REQUEST:
Repeat the whole listing exactly as written.

PROVIDED RECORDS:
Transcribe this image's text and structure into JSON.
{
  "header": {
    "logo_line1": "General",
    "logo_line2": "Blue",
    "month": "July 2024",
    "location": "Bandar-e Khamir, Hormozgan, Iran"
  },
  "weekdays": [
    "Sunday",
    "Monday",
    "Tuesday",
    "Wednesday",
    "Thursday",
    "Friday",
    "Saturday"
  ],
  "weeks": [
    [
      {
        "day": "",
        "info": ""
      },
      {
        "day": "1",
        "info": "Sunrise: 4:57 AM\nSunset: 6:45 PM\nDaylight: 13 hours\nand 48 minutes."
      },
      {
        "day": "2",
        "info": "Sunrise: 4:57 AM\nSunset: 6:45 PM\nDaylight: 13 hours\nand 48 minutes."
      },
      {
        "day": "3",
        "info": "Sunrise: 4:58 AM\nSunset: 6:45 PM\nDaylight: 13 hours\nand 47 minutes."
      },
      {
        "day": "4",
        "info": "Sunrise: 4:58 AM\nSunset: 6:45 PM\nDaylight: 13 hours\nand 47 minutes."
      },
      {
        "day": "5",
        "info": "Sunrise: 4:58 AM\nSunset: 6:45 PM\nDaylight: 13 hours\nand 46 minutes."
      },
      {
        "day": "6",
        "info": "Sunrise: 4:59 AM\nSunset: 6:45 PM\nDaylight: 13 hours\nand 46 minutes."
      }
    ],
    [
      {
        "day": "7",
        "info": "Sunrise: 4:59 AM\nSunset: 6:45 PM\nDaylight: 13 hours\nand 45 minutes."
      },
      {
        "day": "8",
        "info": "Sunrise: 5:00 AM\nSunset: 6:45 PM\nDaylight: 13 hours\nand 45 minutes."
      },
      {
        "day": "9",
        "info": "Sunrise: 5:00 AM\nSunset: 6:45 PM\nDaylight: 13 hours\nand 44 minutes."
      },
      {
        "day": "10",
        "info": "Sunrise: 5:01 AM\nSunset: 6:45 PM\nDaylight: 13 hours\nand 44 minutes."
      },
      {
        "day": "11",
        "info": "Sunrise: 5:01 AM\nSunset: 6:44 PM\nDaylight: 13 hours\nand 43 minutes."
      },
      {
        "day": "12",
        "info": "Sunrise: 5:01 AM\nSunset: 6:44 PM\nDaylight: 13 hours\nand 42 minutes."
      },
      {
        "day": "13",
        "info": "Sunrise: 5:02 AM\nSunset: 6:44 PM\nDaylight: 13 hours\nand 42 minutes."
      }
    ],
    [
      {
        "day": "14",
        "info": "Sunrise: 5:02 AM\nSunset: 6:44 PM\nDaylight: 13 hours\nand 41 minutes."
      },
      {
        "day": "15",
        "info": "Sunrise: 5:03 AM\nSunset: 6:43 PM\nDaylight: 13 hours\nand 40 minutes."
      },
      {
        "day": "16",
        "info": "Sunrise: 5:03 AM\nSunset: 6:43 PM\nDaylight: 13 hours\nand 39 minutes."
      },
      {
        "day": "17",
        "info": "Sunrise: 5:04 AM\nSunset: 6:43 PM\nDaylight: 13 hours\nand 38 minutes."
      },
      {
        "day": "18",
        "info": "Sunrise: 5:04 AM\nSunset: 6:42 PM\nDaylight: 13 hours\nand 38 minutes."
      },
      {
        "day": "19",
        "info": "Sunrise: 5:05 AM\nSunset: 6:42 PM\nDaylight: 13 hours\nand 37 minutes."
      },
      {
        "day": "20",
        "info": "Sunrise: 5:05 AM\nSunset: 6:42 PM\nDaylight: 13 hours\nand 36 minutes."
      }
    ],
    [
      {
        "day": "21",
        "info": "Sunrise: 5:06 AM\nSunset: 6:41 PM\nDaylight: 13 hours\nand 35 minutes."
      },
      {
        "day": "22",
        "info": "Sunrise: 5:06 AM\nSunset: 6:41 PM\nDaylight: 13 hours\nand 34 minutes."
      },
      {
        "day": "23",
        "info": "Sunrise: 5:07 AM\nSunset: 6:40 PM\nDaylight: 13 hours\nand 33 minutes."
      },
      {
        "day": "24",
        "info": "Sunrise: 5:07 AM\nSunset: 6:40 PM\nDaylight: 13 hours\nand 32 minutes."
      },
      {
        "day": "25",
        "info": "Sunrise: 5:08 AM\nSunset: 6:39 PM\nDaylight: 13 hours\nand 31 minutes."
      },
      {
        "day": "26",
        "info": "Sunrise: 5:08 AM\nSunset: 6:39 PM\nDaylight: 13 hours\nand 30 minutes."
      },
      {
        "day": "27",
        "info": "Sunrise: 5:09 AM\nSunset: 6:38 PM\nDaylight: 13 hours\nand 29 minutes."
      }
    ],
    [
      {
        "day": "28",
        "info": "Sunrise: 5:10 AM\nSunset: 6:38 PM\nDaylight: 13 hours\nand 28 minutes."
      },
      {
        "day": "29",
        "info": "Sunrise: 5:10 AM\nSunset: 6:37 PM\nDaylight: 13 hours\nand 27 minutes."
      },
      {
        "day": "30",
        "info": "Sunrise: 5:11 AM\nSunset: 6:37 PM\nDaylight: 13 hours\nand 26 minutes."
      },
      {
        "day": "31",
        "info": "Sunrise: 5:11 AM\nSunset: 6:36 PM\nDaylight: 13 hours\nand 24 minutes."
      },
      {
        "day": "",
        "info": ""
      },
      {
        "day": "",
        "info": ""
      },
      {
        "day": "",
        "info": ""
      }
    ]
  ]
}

WORKED ANSWER:
Transcribe this image's text and structure into JSON.
{
  "header": {
    "logo_line1": "General",
    "logo_line2": "Blue",
    "month": "July 2024",
    "location": "Bandar-e Khamir, Hormozgan, Iran"
  },
  "weekdays": [
    "Sunday",
    "Monday",
    "Tuesday",
    "Wednesday",
    "Thursday",
    "Friday",
    "Saturday"
  ],
  "weeks": [
    [
      {
        "day": "",
        "info": ""
      },
      {
        "day": "1",
        "info": "Sunrise: 4:57 AM\nSunset: 6:45 PM\nDaylight: 13 hours\nand 48 minutes."
      },
      {
        "day": "2",
        "info": "Sunrise: 4:57 AM\nSunset: 6:45 PM\nDaylight: 13 hours\nand 48 minutes."
      },
      {
        "day": "3",
        "info": "Sunrise: 4:58 AM\nSunset: 6:45 PM\nDaylight: 13 hours\nand 47 minutes."
      },
      {
        "day": "4",
        "info": "Sunrise: 4:58 AM\nSunset: 6:45 PM\nDaylight: 13 hours\nand 47 minutes."
      },
      {
        "day": "5",
        "info": "Sunrise: 4:58 AM\nSunset: 6:45 PM\nDaylight: 13 hours\nand 46 minutes."
      },
      {
        "day": "6",
        "info": "Sunrise: 4:59 AM\nSunset: 6:45 PM\nDaylight: 13 hours\nand 46 minutes."
      }
    ],
    [
      {
        "day": "7",
        "info": "Sunrise: 4:59 AM\nSunset: 6:45 PM\nDaylight: 13 hours\nand 45 minutes."
      },
      {
        "day": "8",
        "info": "Sunrise: 5:00 AM\nSunset: 6:45 PM\nDaylight: 13 hours\nand 45 minutes."
      },
      {
        "day": "9",
        "info": "Sunrise: 5:00 AM\nSunset: 6:45 PM\nDaylight: 13 hours\nand 44 minutes."
      },
      {
        "day": "10",
        "info": "Sunrise: 5:01 AM\nSunset: 6:45 PM\nDaylight: 13 hours\nand 44 minutes."
      },
      {
        "day": "11",
        "info": "Sunrise: 5:01 AM\nSunset: 6:44 PM\nDaylight: 13 hours\nand 43 minutes."
      },
      {
        "day": "12",
        "info": "Sunrise: 5:01 AM\nSunset: 6:44 PM\nDaylight: 13 hours\nand 42 minutes."
      },
      {
        "day": "13",
        "info": "Sunrise: 5:02 AM\nSunset: 6:44 PM\nDaylight: 13 hours\nand 42 minutes."
      }
    ],
    [
      {
        "day": "14",
        "info": "Sunrise: 5:02 AM\nSunset: 6:44 PM\nDaylight: 13 hours\nand 41 minutes."
      },
      {
        "day": "15",
        "info": "Sunrise: 5:03 AM\nSunset: 6:43 PM\nDaylight: 13 hours\nand 40 minutes."
      },
      {
        "day": "16",
        "info": "Sunrise: 5:03 AM\nSunset: 6:43 PM\nDaylight: 13 hours\nand 39 minutes."
      },
      {
        "day": "17",
        "info": "Sunrise: 5:04 AM\nSunset: 6:43 PM\nDaylight: 13 hours\nand 38 minutes."
      },
      {
        "day": "18",
        "info": "Sunrise: 5:04 AM\nSunset: 6:42 PM\nDaylight: 13 hours\nand 38 minutes."
      },
      {
        "day": "19",
        "info": "Sunrise: 5:05 AM\nSunset: 6:42 PM\nDaylight: 13 hours\nand 37 minutes."
      },
      {
        "day": "20",
        "info": "Sunrise: 5:05 AM\nSunset: 6:42 PM\nDaylight: 13 hours\nand 36 minutes."
      }
    ],
    [
      {
        "day": "21",
        "info": "Sunrise: 5:06 AM\nSunset: 6:41 PM\nDaylight: 13 hours\nand 35 minutes."
      },
      {
        "day": "22",
        "info": "Sunrise: 5:06 AM\nSunset: 6:41 PM\nDaylight: 13 hours\nand 34 minutes."
      },
      {
        "day": "23",
        "info": "Sunrise: 5:07 AM\nSunset: 6:40 PM\nDaylight: 13 hours\nand 33 minutes."
      },
      {
        "day": "24",
        "info": "Sunrise: 5:07 AM\nSunset: 6:40 PM\nDaylight: 13 hours\nand 32 minutes."
      },
      {
        "day": "25",
        "info": "Sunrise: 5:08 AM\nSunset: 6:39 PM\nDaylight: 13 hours\nand 31 minutes."
      },
      {
        "day": "26",
        "info": "Sunrise: 5:08 AM\nSunset: 6:39 PM\nDaylight: 13 hours\nand 30 minutes."
      },
      {
        "day": "27",
        "info": "Sunrise: 5:09 AM\nSunset: 6:38 PM\nDaylight: 13 hours\nand 29 minutes."
      }
    ],
    [
      {
        "day": "28",
        "info": "Sunrise: 5:10 AM\nSunset: 6:38 PM\nDaylight: 13 hours\nand 28 minutes."
      },
      {
        "day": "29",
        "info": "Sunrise: 5:10 AM\nSunset: 6:37 PM\nDaylight: 13 hours\nand 27 minutes."
      },
      {
        "day": "30",
        "info": "Sunrise: 5:11 AM\nSunset: 6:37 PM\nDaylight: 13 hours\nand 26 minutes."
      },
      {
        "day": "31",
        "info": "Sunrise: 5:11 AM\nSunset: 6:36 PM\nDaylight: 13 hours\nand 24 minutes."
      },
      {
        "day": "",
        "info": ""
      },
      {
        "day": "",
        "info": ""
      },
      {
        "day": "",
        "info": ""
      }
    ]
  ]
}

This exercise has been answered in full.